** start of Information supplied **

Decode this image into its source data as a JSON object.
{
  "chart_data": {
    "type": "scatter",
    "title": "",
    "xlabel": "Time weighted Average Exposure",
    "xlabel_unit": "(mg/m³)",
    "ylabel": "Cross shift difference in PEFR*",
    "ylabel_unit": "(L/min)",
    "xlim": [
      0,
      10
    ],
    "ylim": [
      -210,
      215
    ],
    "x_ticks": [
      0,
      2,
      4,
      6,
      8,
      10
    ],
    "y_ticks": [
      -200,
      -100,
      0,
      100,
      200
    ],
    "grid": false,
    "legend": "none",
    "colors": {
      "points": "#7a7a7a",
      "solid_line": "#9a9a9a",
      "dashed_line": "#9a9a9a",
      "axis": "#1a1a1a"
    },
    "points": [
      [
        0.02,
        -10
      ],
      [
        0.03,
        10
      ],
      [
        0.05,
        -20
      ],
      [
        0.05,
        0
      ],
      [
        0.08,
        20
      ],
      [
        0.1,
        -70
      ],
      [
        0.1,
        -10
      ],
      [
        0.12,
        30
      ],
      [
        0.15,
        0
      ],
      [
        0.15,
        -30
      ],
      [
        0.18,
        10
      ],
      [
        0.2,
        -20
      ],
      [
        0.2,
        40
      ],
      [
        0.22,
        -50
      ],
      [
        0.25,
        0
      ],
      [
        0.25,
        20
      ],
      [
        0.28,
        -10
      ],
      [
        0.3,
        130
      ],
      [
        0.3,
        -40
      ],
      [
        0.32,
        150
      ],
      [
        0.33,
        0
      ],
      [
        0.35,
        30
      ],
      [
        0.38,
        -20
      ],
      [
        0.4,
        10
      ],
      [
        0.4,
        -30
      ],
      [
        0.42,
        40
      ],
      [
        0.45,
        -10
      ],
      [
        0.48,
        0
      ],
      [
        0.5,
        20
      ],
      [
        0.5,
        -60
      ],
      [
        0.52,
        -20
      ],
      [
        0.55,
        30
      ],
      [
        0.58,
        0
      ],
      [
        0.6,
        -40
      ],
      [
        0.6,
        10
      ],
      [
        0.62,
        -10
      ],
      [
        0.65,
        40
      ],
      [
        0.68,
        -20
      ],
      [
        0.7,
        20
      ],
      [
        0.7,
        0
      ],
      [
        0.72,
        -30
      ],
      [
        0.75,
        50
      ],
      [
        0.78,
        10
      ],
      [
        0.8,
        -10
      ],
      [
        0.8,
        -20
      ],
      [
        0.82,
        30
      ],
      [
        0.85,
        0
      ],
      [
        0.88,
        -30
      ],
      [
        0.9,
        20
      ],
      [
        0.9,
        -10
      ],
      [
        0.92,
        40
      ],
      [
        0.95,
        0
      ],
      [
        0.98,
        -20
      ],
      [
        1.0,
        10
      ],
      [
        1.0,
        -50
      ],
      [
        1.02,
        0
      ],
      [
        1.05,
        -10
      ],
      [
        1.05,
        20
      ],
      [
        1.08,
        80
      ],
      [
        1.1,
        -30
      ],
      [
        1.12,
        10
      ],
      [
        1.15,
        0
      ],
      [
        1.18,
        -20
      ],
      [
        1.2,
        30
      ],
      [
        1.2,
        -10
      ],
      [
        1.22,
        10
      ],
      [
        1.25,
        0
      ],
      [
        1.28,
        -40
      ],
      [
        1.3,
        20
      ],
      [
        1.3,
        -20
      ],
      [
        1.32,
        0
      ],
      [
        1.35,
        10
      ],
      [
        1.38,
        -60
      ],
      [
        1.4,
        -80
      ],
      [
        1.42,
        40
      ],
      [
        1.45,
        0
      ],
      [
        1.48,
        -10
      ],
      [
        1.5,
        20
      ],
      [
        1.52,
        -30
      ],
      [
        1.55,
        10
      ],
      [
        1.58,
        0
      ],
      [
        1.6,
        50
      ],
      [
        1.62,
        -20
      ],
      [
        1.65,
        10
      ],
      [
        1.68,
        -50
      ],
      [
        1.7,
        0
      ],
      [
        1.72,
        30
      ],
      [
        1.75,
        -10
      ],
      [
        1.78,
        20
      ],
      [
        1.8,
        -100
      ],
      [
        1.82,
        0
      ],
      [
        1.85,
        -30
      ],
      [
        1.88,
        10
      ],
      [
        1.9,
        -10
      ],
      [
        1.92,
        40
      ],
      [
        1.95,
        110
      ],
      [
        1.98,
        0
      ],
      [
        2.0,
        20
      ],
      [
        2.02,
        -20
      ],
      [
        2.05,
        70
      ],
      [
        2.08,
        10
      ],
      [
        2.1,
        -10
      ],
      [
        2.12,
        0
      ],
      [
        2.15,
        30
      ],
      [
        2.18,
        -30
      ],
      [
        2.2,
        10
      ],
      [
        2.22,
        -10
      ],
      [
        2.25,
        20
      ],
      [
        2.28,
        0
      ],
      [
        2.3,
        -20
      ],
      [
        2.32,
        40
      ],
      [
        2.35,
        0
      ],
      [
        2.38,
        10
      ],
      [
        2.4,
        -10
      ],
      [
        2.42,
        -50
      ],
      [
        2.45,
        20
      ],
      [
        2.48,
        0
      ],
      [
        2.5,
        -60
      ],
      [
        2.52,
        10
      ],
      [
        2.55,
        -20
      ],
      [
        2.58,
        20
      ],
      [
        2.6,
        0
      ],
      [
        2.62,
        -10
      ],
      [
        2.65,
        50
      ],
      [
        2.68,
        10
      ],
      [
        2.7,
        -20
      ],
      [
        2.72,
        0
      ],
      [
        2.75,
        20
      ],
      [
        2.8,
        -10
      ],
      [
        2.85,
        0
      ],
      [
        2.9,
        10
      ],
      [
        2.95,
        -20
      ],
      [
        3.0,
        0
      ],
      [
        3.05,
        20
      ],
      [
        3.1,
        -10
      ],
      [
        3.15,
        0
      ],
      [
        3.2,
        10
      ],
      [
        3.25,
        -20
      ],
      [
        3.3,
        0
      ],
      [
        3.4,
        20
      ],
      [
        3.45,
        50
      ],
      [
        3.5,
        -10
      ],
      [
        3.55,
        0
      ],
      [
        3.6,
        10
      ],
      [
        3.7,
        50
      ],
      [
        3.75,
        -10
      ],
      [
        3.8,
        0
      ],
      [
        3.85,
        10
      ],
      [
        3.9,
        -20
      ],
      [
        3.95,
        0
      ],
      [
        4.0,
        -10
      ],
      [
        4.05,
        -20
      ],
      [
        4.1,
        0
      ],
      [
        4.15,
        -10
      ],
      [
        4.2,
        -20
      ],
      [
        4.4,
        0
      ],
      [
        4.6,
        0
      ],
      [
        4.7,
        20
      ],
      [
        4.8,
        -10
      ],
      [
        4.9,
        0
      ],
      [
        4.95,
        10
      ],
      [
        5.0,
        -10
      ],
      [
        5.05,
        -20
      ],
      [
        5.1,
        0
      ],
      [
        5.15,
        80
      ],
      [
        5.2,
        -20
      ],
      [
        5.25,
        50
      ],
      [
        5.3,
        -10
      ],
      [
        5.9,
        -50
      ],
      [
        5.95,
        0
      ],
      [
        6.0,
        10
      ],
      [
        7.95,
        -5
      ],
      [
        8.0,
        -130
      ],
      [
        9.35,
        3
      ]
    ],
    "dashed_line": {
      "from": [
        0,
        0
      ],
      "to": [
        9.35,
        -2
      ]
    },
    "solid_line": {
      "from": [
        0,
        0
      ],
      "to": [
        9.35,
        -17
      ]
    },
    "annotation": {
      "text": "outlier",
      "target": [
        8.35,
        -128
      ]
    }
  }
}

** end of Information supplied **

What is expected ▸ Copy out all of the records shown above exactly.

Completed exercise ▸
Decode this image into its source data as a JSON object.
{
  "chart_data": {
    "type": "scatter",
    "title": "",
    "xlabel": "Time weighted Average Exposure",
    "xlabel_unit": "(mg/m³)",
    "ylabel": "Cross shift difference in PEFR*",
    "ylabel_unit": "(L/min)",
    "xlim": [
      0,
      10
    ],
    "ylim": [
      -210,
      215
    ],
    "x_ticks": [
      0,
      2,
      4,
      6,
      8,
      10
    ],
    "y_ticks": [
      -200,
      -100,
      0,
      100,
      200
    ],
    "grid": false,
    "legend": "none",
    "colors": {
      "points": "#7a7a7a",
      "solid_line": "#9a9a9a",
      "dashed_line": "#9a9a9a",
      "axis": "#1a1a1a"
    },
    "points": [
      [
        0.02,
        -10
      ],
      [
        0.03,
        10
      ],
      [
        0.05,
        -20
      ],
      [
        0.05,
        0
      ],
      [
        0.08,
        20
      ],
      [
        0.1,
        -70
      ],
      [
        0.1,
        -10
      ],
      [
        0.12,
        30
      ],
      [
        0.15,
        0
      ],
      [
        0.15,
        -30
      ],
      [
        0.18,
        10
      ],
      [
        0.2,
        -20
      ],
      [
        0.2,
        40
      ],
      [
        0.22,
        -50
      ],
      [
        0.25,
        0
      ],
      [
        0.25,
        20
      ],
      [
        0.28,
        -10
      ],
      [
        0.3,
        130
      ],
      [
        0.3,
        -40
      ],
      [
        0.32,
        150
      ],
      [
        0.33,
        0
      ],
      [
        0.35,
        30
      ],
      [
        0.38,
        -20
      ],
      [
        0.4,
        10
      ],
      [
        0.4,
        -30
      ],
      [
        0.42,
        40
      ],
      [
        0.45,
        -10
      ],
      [
        0.48,
        0
      ],
      [
        0.5,
        20
      ],
      [
        0.5,
        -60
      ],
      [
        0.52,
        -20
      ],
      [
        0.55,
        30
      ],
      [
        0.58,
        0
      ],
      [
        0.6,
        -40
      ],
      [
        0.6,
        10
      ],
      [
        0.62,
        -10
      ],
      [
        0.65,
        40
      ],
      [
        0.68,
        -20
      ],
      [
        0.7,
        20
      ],
      [
        0.7,
        0
      ],
      [
        0.72,
        -30
      ],
      [
        0.75,
        50
      ],
      [
        0.78,
        10
      ],
      [
        0.8,
        -10
      ],
      [
        0.8,
        -20
      ],
      [
        0.82,
        30
      ],
      [
        0.85,
        0
      ],
      [
        0.88,
        -30
      ],
      [
        0.9,
        20
      ],
      [
        0.9,
        -10
      ],
      [
        0.92,
        40
      ],
      [
        0.95,
        0
      ],
      [
        0.98,
        -20
      ],
      [
        1.0,
        10
      ],
      [
        1.0,
        -50
      ],
      [
        1.02,
        0
      ],
      [
        1.05,
        -10
      ],
      [
        1.05,
        20
      ],
      [
        1.08,
        80
      ],
      [
        1.1,
        -30
      ],
      [
        1.12,
        10
      ],
      [
        1.15,
        0
      ],
      [
        1.18,
        -20
      ],
      [
        1.2,
        30
      ],
      [
        1.2,
        -10
      ],
      [
        1.22,
        10
      ],
      [
        1.25,
        0
      ],
      [
        1.28,
        -40
      ],
      [
        1.3,
        20
      ],
      [
        1.3,
        -20
      ],
      [
        1.32,
        0
      ],
      [
        1.35,
        10
      ],
      [
        1.38,
        -60
      ],
      [
        1.4,
        -80
      ],
      [
        1.42,
        40
      ],
      [
        1.45,
        0
      ],
      [
        1.48,
        -10
      ],
      [
        1.5,
        20
      ],
      [
        1.52,
        -30
      ],
      [
        1.55,
        10
      ],
      [
        1.58,
        0
      ],
      [
        1.6,
        50
      ],
      [
        1.62,
        -20
      ],
      [
        1.65,
        10
      ],
      [
        1.68,
        -50
      ],
      [
        1.7,
        0
      ],
      [
        1.72,
        30
      ],
      [
        1.75,
        -10
      ],
      [
        1.78,
        20
      ],
      [
        1.8,
        -100
      ],
      [
        1.82,
        0
      ],
      [
        1.85,
        -30
      ],
      [
        1.88,
        10
      ],
      [
        1.9,
        -10
      ],
      [
        1.92,
        40
      ],
      [
        1.95,
        110
      ],
      [
        1.98,
        0
      ],
      [
        2.0,
        20
      ],
      [
        2.02,
        -20
      ],
      [
        2.05,
        70
      ],
      [
        2.08,
        10
      ],
      [
        2.1,
        -10
      ],
      [
        2.12,
        0
      ],
      [
        2.15,
        30
      ],
      [
        2.18,
        -30
      ],
      [
        2.2,
        10
      ],
      [
        2.22,
        -10
      ],
      [
        2.25,
        20
      ],
      [
        2.28,
        0
      ],
      [
        2.3,
        -20
      ],
      [
        2.32,
        40
      ],
      [
        2.35,
        0
      ],
      [
        2.38,
        10
      ],
      [
        2.4,
        -10
      ],
      [
        2.42,
        -50
      ],
      [
        2.45,
        20
      ],
      [
        2.48,
        0
      ],
      [
        2.5,
        -60
      ],
      [
        2.52,
        10
      ],
      [
        2.55,
        -20
      ],
      [
        2.58,
        20
      ],
      [
        2.6,
        0
      ],
      [
        2.62,
        -10
      ],
      [
        2.65,
        50
      ],
      [
        2.68,
        10
      ],
      [
        2.7,
        -20
      ],
      [
        2.72,
        0
      ],
      [
        2.75,
        20
      ],
      [
        2.8,
        -10
      ],
      [
        2.85,
        0
      ],
      [
        2.9,
        10
      ],
      [
        2.95,
        -20
      ],
      [
        3.0,
        0
      ],
      [
        3.05,
        20
      ],
      [
        3.1,
        -10
      ],
      [
        3.15,
        0
      ],
      [
        3.2,
        10
      ],
      [
        3.25,
        -20
      ],
      [
        3.3,
        0
      ],
      [
        3.4,
        20
      ],
      [
        3.45,
        50
      ],
      [
        3.5,
        -10
      ],
      [
        3.55,
        0
      ],
      [
        3.6,
        10
      ],
      [
        3.7,
        50
      ],
      [
        3.75,
        -10
      ],
      [
        3.8,
        0
      ],
      [
        3.85,
        10
      ],
      [
        3.9,
        -20
      ],
      [
        3.95,
        0
      ],
      [
        4.0,
        -10
      ],
      [
        4.05,
        -20
      ],
      [
        4.1,
        0
      ],
      [
        4.15,
        -10
      ],
      [
        4.2,
        -20
      ],
      [
        4.4,
        0
      ],
      [
        4.6,
        0
      ],
      [
        4.7,
        20
      ],
      [
        4.8,
        -10
      ],
      [
        4.9,
        0
      ],
      [
        4.95,
        10
      ],
      [
        5.0,
        -10
      ],
      [
        5.05,
        -20
      ],
      [
        5.1,
        0
      ],
      [
        5.15,
        80
      ],
      [
        5.2,
        -20
      ],
      [
        5.25,
        50
      ],
      [
        5.3,
        -10
      ],
      [
        5.9,
        -50
      ],
      [
        5.95,
        0
      ],
      [
        6.0,
        10
      ],
      [
        7.95,
        -5
      ],
      [
        8.0,
        -130
      ],
      [
        9.35,
        3
      ]
    ],
    "dashed_line": {
      "from": [
        0,
        0
      ],
      "to": [
        9.35,
        -2
      ]
    },
    "solid_line": {
      "from": [
        0,
        0
      ],
      "to": [
        9.35,
        -17
      ]
    },
    "annotation": {
      "text": "outlier",
      "target": [
        8.35,
        -128
      ]
    }
  }
}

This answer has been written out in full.